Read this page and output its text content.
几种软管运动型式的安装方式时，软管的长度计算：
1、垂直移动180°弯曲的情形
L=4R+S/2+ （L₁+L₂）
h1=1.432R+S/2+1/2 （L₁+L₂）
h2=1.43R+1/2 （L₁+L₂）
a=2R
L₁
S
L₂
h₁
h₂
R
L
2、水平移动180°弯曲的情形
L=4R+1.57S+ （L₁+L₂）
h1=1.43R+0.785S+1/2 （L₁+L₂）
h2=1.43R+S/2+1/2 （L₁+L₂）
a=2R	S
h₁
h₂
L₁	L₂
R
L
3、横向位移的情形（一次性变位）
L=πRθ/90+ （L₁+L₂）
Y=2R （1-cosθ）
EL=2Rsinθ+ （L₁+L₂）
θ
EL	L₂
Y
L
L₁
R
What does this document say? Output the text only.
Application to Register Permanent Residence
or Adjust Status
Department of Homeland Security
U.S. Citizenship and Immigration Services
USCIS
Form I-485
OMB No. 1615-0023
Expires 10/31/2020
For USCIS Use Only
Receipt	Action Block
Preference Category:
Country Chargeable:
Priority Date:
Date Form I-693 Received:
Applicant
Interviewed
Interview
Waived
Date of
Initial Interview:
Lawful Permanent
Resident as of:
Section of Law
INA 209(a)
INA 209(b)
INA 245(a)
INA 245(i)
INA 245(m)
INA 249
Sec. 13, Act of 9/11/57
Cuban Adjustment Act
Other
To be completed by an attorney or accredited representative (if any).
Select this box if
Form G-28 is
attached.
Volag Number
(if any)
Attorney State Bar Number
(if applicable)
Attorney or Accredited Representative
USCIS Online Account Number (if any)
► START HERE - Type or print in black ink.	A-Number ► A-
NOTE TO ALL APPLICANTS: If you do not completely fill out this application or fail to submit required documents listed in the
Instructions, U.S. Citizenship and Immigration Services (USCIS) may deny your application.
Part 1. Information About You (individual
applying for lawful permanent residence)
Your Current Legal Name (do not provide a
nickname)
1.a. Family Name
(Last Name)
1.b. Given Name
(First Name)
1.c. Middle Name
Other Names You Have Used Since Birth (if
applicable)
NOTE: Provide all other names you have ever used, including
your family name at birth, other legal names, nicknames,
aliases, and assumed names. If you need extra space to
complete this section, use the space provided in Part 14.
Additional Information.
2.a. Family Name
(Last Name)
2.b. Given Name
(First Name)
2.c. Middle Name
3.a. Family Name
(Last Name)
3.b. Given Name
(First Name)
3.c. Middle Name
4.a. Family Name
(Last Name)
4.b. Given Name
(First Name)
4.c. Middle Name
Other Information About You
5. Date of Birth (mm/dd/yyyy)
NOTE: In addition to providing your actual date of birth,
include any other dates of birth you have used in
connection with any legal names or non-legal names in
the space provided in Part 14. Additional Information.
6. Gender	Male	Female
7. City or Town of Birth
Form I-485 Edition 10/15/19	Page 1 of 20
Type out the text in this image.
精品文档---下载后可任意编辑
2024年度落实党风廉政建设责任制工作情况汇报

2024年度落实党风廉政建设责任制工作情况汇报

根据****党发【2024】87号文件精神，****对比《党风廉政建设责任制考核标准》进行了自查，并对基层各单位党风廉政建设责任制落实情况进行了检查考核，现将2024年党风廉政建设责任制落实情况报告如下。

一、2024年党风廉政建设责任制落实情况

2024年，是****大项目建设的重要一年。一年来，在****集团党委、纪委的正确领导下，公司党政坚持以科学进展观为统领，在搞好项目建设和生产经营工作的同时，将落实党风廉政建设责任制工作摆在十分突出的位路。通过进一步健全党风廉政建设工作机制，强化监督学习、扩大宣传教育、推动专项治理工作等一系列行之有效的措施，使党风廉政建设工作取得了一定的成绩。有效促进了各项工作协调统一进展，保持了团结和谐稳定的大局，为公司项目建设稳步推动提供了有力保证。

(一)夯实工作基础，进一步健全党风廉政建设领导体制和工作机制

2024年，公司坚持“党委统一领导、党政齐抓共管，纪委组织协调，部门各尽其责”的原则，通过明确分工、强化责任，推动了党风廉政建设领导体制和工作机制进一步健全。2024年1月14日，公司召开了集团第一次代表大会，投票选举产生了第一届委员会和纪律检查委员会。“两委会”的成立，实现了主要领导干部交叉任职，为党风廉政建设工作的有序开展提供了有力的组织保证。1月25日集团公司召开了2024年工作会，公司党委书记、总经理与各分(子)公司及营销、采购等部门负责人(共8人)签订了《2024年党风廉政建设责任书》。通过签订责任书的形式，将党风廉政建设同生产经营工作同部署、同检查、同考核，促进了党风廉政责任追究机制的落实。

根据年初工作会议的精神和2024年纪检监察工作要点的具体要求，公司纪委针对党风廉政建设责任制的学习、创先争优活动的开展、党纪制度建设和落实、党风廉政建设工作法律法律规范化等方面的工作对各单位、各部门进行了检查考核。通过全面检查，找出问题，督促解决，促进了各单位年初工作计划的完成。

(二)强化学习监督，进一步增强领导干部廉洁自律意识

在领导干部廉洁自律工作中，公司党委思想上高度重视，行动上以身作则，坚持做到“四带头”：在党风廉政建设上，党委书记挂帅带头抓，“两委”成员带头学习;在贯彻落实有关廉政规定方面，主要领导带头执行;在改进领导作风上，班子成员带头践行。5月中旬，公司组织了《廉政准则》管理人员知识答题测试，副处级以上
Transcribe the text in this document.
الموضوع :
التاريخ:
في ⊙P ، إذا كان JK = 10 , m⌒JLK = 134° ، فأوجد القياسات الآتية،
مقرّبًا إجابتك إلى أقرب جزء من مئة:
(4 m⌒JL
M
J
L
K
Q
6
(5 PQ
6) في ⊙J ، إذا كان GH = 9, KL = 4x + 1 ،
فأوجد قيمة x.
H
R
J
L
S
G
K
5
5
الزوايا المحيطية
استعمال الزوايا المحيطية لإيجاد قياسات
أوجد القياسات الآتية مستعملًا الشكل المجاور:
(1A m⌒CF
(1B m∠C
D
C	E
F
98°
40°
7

□ □ □

JOB →
Repeat every line of the data, exactly and in full.

PROBLEM SOLUTION →
Read this page and output its text content.
几种软管运动型式的安装方式时，软管的长度计算：
1、垂直移动180°弯曲的情形
L=4R+S/2+ （L₁+L₂）
h1=1.432R+S/2+1/2 （L₁+L₂）
h2=1.43R+1/2 （L₁+L₂）
a=2R
L₁
S
L₂
h₁
h₂
R
L
2、水平移动180°弯曲的情形
L=4R+1.57S+ （L₁+L₂）
h1=1.43R+0.785S+1/2 （L₁+L₂）
h2=1.43R+S/2+1/2 （L₁+L₂）
a=2R	S
h₁
h₂
L₁	L₂
R
L
3、横向位移的情形（一次性变位）
L=πRθ/90+ （L₁+L₂）
Y=2R （1-cosθ）
EL=2Rsinθ+ （L₁+L₂）
θ
EL	L₂
Y
L
L₁
R
What does this document say? Output the text only.
Application to Register Permanent Residence
or Adjust Status
Department of Homeland Security
U.S. Citizenship and Immigration Services
USCIS
Form I-485
OMB No. 1615-0023
Expires 10/31/2020
For USCIS Use Only
Receipt	Action Block
Preference Category:
Country Chargeable:
Priority Date:
Date Form I-693 Received:
Applicant
Interviewed
Interview
Waived
Date of
Initial Interview:
Lawful Permanent
Resident as of:
Section of Law
INA 209(a)
INA 209(b)
INA 245(a)
INA 245(i)
INA 245(m)
INA 249
Sec. 13, Act of 9/11/57
Cuban Adjustment Act
Other
To be completed by an attorney or accredited representative (if any).
Select this box if
Form G-28 is
attached.
Volag Number
(if any)
Attorney State Bar Number
(if applicable)
Attorney or Accredited Representative
USCIS Online Account Number (if any)
► START HERE - Type or print in black ink.	A-Number ► A-
NOTE TO ALL APPLICANTS: If you do not completely fill out this application or fail to submit required documents listed in the
Instructions, U.S. Citizenship and Immigration Services (USCIS) may deny your application.
Part 1. Information About You (individual
applying for lawful permanent residence)
Your Current Legal Name (do not provide a
nickname)
1.a. Family Name
(Last Name)
1.b. Given Name
(First Name)
1.c. Middle Name
Other Names You Have Used Since Birth (if
applicable)
NOTE: Provide all other names you have ever used, including
your family name at birth, other legal names, nicknames,
aliases, and assumed names. If you need extra space to
complete this section, use the space provided in Part 14.
Additional Information.
2.a. Family Name
(Last Name)
2.b. Given Name
(First Name)
2.c. Middle Name
3.a. Family Name
(Last Name)
3.b. Given Name
(First Name)
3.c. Middle Name
4.a. Family Name
(Last Name)
4.b. Given Name
(First Name)
4.c. Middle Name
Other Information About You
5. Date of Birth (mm/dd/yyyy)
NOTE: In addition to providing your actual date of birth,
include any other dates of birth you have used in
connection with any legal names or non-legal names in
the space provided in Part 14. Additional Information.
6. Gender	Male	Female
7. City or Town of Birth
Form I-485 Edition 10/15/19	Page 1 of 20
Type out the text in this image.
精品文档---下载后可任意编辑
2024年度落实党风廉政建设责任制工作情况汇报

2024年度落实党风廉政建设责任制工作情况汇报

根据****党发【2024】87号文件精神，****对比《党风廉政建设责任制考核标准》进行了自查，并对基层各单位党风廉政建设责任制落实情况进行了检查考核，现将2024年党风廉政建设责任制落实情况报告如下。

一、2024年党风廉政建设责任制落实情况

2024年，是****大项目建设的重要一年。一年来，在****集团党委、纪委的正确领导下，公司党政坚持以科学进展观为统领，在搞好项目建设和生产经营工作的同时，将落实党风廉政建设责任制工作摆在十分突出的位路。通过进一步健全党风廉政建设工作机制，强化监督学习、扩大宣传教育、推动专项治理工作等一系列行之有效的措施，使党风廉政建设工作取得了一定的成绩。有效促进了各项工作协调统一进展，保持了团结和谐稳定的大局，为公司项目建设稳步推动提供了有力保证。

(一)夯实工作基础，进一步健全党风廉政建设领导体制和工作机制

2024年，公司坚持“党委统一领导、党政齐抓共管，纪委组织协调，部门各尽其责”的原则，通过明确分工、强化责任，推动了党风廉政建设领导体制和工作机制进一步健全。2024年1月14日，公司召开了集团第一次代表大会，投票选举产生了第一届委员会和纪律检查委员会。“两委会”的成立，实现了主要领导干部交叉任职，为党风廉政建设工作的有序开展提供了有力的组织保证。1月25日集团公司召开了2024年工作会，公司党委书记、总经理与各分(子)公司及营销、采购等部门负责人(共8人)签订了《2024年党风廉政建设责任书》。通过签订责任书的形式，将党风廉政建设同生产经营工作同部署、同检查、同考核，促进了党风廉政责任追究机制的落实。

根据年初工作会议的精神和2024年纪检监察工作要点的具体要求，公司纪委针对党风廉政建设责任制的学习、创先争优活动的开展、党纪制度建设和落实、党风廉政建设工作法律法律规范化等方面的工作对各单位、各部门进行了检查考核。通过全面检查，找出问题，督促解决，促进了各单位年初工作计划的完成。

(二)强化学习监督，进一步增强领导干部廉洁自律意识

在领导干部廉洁自律工作中，公司党委思想上高度重视，行动上以身作则，坚持做到“四带头”：在党风廉政建设上，党委书记挂帅带头抓，“两委”成员带头学习;在贯彻落实有关廉政规定方面，主要领导带头执行;在改进领导作风上，班子成员带头践行。5月中旬，公司组织了《廉政准则》管理人员知识答题测试，副处级以上
Transcribe the text in this document.
الموضوع :
التاريخ:
في ⊙P ، إذا كان JK = 10 , m⌒JLK = 134° ، فأوجد القياسات الآتية،
مقرّبًا إجابتك إلى أقرب جزء من مئة:
(4 m⌒JL
M
J
L
K
Q
6
(5 PQ
6) في ⊙J ، إذا كان GH = 9, KL = 4x + 1 ،
فأوجد قيمة x.
H
R
J
L
S
G
K
5
5
الزوايا المحيطية
استعمال الزوايا المحيطية لإيجاد قياسات
أوجد القياسات الآتية مستعملًا الشكل المجاور:
(1A m⌒CF
(1B m∠C
D
C	E
F
98°
40°
7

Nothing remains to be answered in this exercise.